Saved entries
** BEGIN **
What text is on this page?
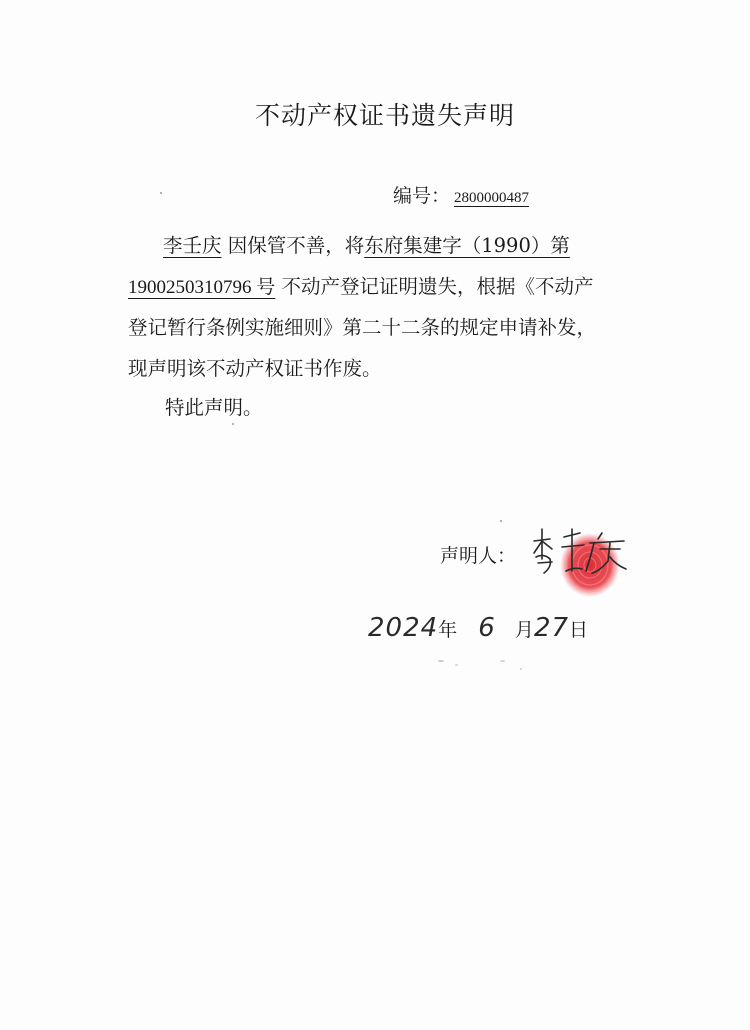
不动产权证书遗失声明
编号： 2800000487
李壬庆 因保管不善，将东府集建字（1990）第
1900250310796 号 不动产登记证明遗失，根据《不动产
登记暂行条例实施细则》第二十二条的规定申请补发，
现声明该不动产权证书作废。
特此声明。
声明人：
2024年 6 月27日
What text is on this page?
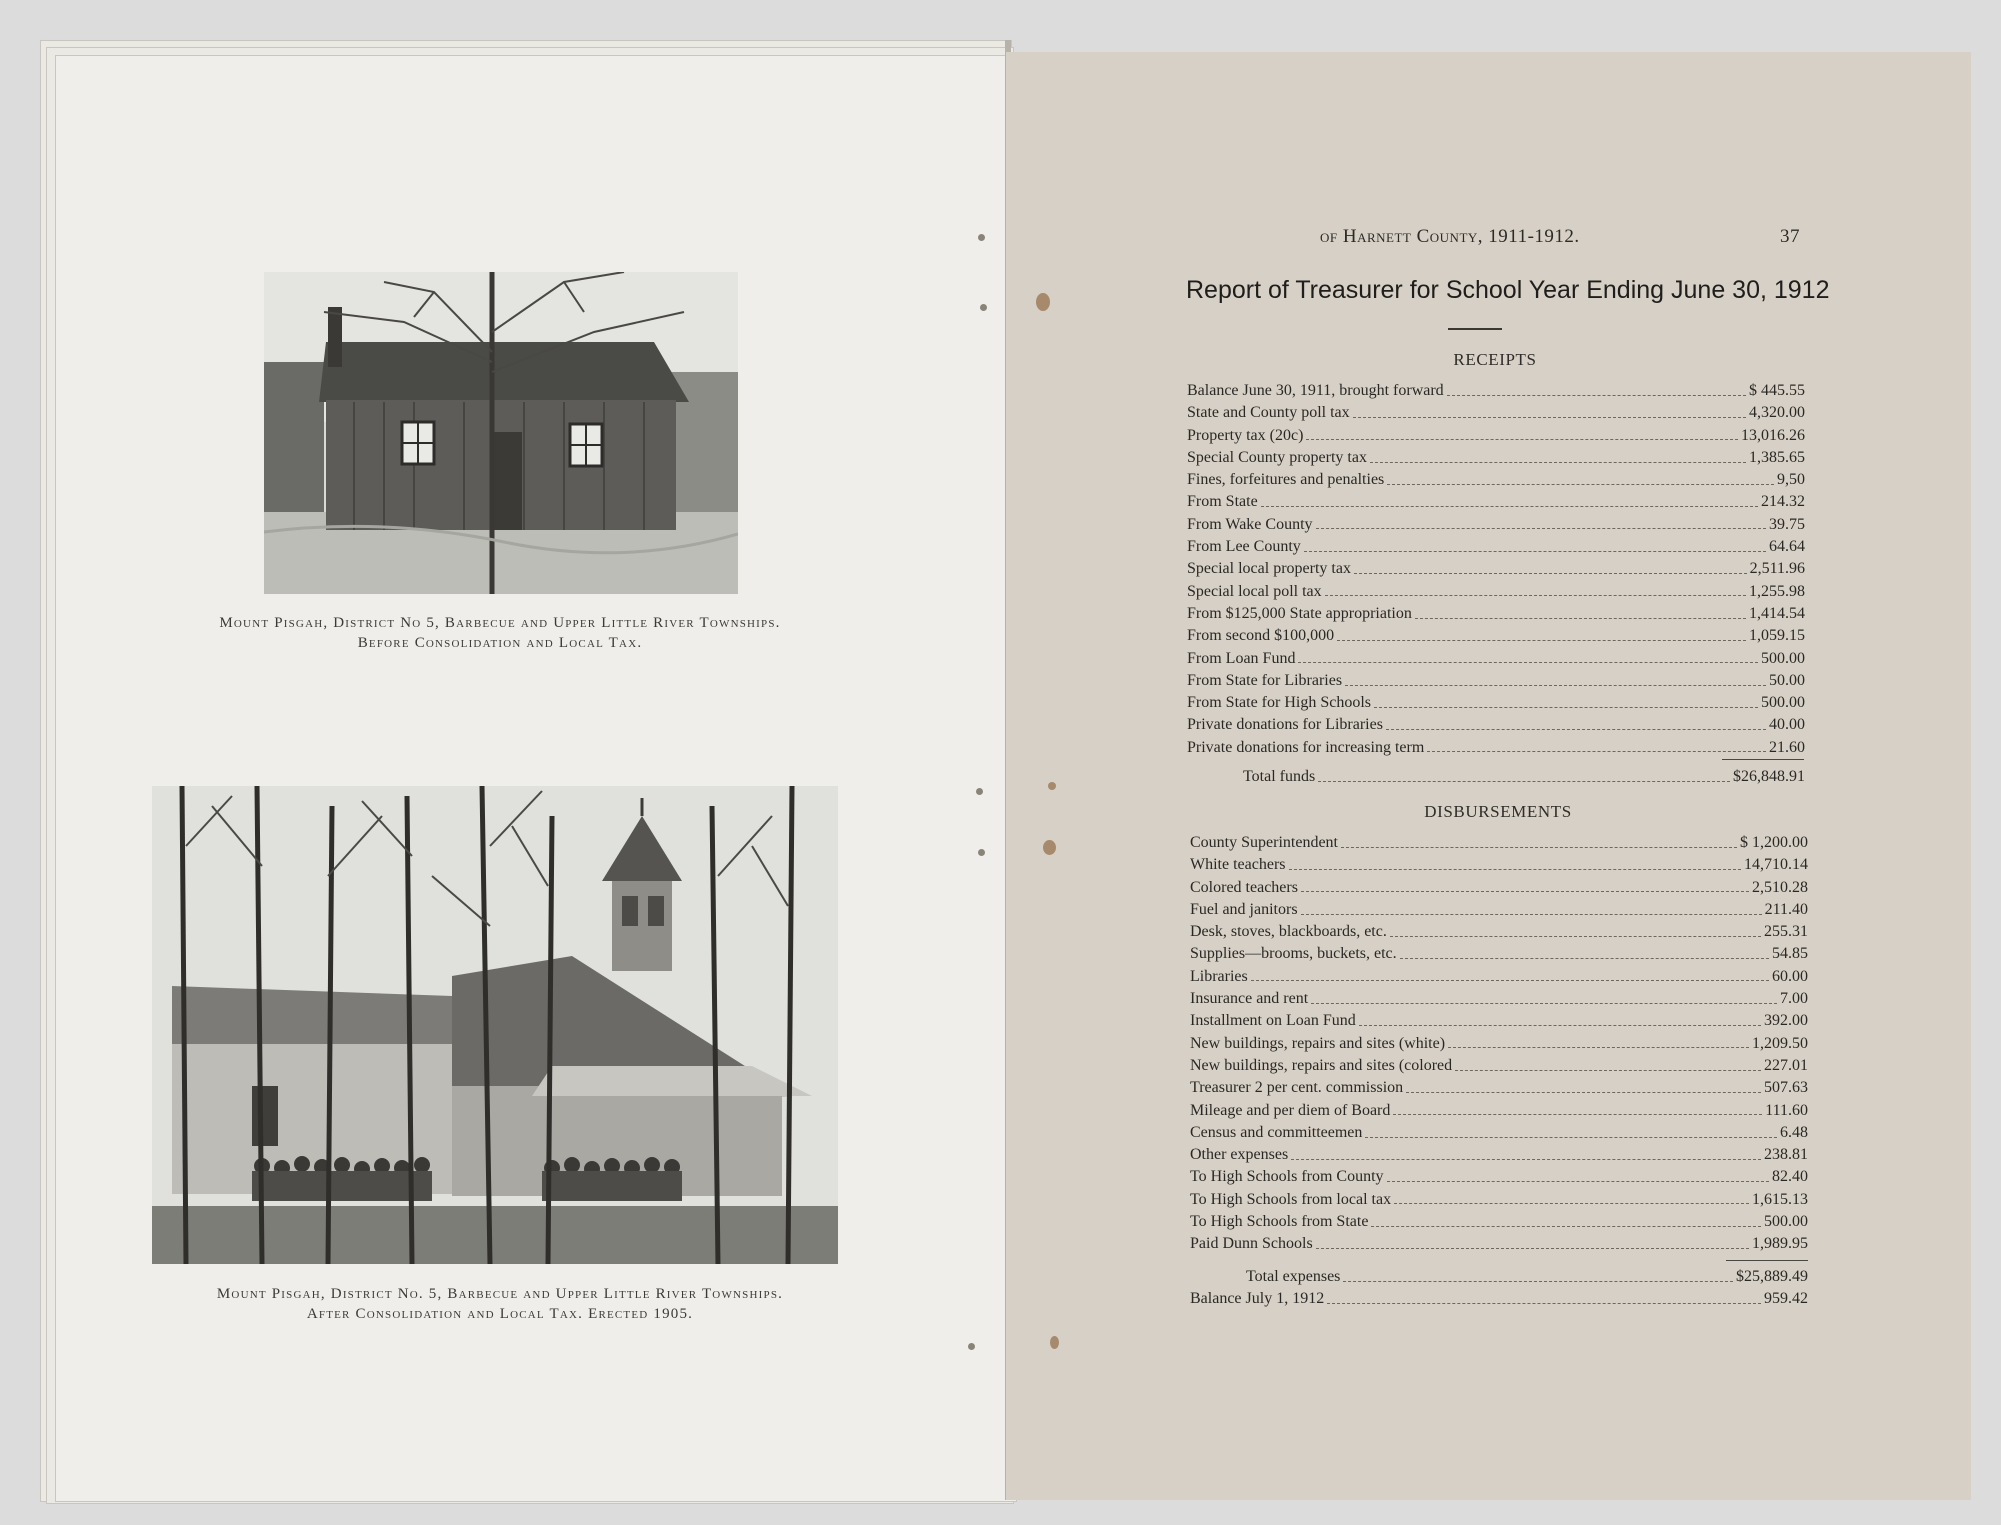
Mount Pisgah, District No 5, Barbecue and Upper Little River Townships.
Before Consolidation and Local Tax.
Mount Pisgah, District No. 5, Barbecue and Upper Little River Townships.
After Consolidation and Local Tax. Erected 1905.
of Harnett County, 1911-1912.	37
Report of Treasurer for School Year Ending June 30, 1912
RECEIPTS
Balance June 30, 1911, brought forward	$ 445.55
State and County poll tax	4,320.00
Property tax (20c)	13,016.26
Special County property tax	1,385.65
Fines, forfeitures and penalties	9,50
From State	214.32
From Wake County	39.75
From Lee County	64.64
Special local property tax	2,511.96
Special local poll tax	1,255.98
From $125,000 State appropriation	1,414.54
From second $100,000	1,059.15
From Loan Fund	500.00
From State for Libraries	50.00
From State for High Schools	500.00
Private donations for Libraries	40.00
Private donations for increasing term	21.60
Total funds	$26,848.91
DISBURSEMENTS
County Superintendent	$ 1,200.00
White teachers	14,710.14
Colored teachers	2,510.28
Fuel and janitors	211.40
Desk, stoves, blackboards, etc.	255.31
Supplies—brooms, buckets, etc.	54.85
Libraries	60.00
Insurance and rent	7.00
Installment on Loan Fund	392.00
New buildings, repairs and sites (white)	1,209.50
New buildings, repairs and sites (colored	227.01
Treasurer 2 per cent. commission	507.63
Mileage and per diem of Board	111.60
Census and committeemen	6.48
Other expenses	238.81
To High Schools from County	82.40
To High Schools from local tax	1,615.13
To High Schools from State	500.00
Paid Dunn Schools	1,989.95
Total expenses	$25,889.49
Balance July 1, 1912	959.42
** END **
▶ [DIRECTIONS]
Reproduce the full material exactly, excluding the pictures.

▶ [EXERCISE RESPONSE]
What text is on this page?
不动产权证书遗失声明
编号： 2800000487
李壬庆 因保管不善，将东府集建字（1990）第
1900250310796 号 不动产登记证明遗失，根据《不动产
登记暂行条例实施细则》第二十二条的规定申请补发，
现声明该不动产权证书作废。
特此声明。
声明人：
2024年 6 月27日
What text is on this page?
Mount Pisgah, District No 5, Barbecue and Upper Little River Townships.
Before Consolidation and Local Tax.
Mount Pisgah, District No. 5, Barbecue and Upper Little River Townships.
After Consolidation and Local Tax. Erected 1905.
of Harnett County, 1911-1912.	37
Report of Treasurer for School Year Ending June 30, 1912
RECEIPTS
Balance June 30, 1911, brought forward	$ 445.55
State and County poll tax	4,320.00
Property tax (20c)	13,016.26
Special County property tax	1,385.65
Fines, forfeitures and penalties	9,50
From State	214.32
From Wake County	39.75
From Lee County	64.64
Special local property tax	2,511.96
Special local poll tax	1,255.98
From $125,000 State appropriation	1,414.54
From second $100,000	1,059.15
From Loan Fund	500.00
From State for Libraries	50.00
From State for High Schools	500.00
Private donations for Libraries	40.00
Private donations for increasing term	21.60
Total funds	$26,848.91
DISBURSEMENTS
County Superintendent	$ 1,200.00
White teachers	14,710.14
Colored teachers	2,510.28
Fuel and janitors	211.40
Desk, stoves, blackboards, etc.	255.31
Supplies—brooms, buckets, etc.	54.85
Libraries	60.00
Insurance and rent	7.00
Installment on Loan Fund	392.00
New buildings, repairs and sites (white)	1,209.50
New buildings, repairs and sites (colored	227.01
Treasurer 2 per cent. commission	507.63
Mileage and per diem of Board	111.60
Census and committeemen	6.48
Other expenses	238.81
To High Schools from County	82.40
To High Schools from local tax	1,615.13
To High Schools from State	500.00
Paid Dunn Schools	1,989.95
Total expenses	$25,889.49
Balance July 1, 1912	959.42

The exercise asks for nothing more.